■ Problem details: Please repeat all of the listing exactly.
· · · · ·
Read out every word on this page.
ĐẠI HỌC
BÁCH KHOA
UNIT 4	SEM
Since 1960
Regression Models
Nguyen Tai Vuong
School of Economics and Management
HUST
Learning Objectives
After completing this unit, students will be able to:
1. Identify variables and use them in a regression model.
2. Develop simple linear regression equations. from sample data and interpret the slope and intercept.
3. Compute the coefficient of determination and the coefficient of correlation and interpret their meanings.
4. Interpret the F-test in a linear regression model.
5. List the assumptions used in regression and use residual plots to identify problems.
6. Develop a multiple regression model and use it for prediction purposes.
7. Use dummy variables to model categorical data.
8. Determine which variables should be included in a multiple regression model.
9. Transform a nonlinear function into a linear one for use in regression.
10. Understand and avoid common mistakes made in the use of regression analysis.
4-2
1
· · · · ·
■ Complete answer:
Read out every word on this page.
ĐẠI HỌC
BÁCH KHOA
UNIT 4	SEM
Since 1960
Regression Models
Nguyen Tai Vuong
School of Economics and Management
HUST
Learning Objectives
After completing this unit, students will be able to:
1. Identify variables and use them in a regression model.
2. Develop simple linear regression equations. from sample data and interpret the slope and intercept.
3. Compute the coefficient of determination and the coefficient of correlation and interpret their meanings.
4. Interpret the F-test in a linear regression model.
5. List the assumptions used in regression and use residual plots to identify problems.
6. Develop a multiple regression model and use it for prediction purposes.
7. Use dummy variables to model categorical data.
8. Determine which variables should be included in a multiple regression model.
9. Transform a nonlinear function into a linear one for use in regression.
10. Understand and avoid common mistakes made in the use of regression analysis.
4-2
1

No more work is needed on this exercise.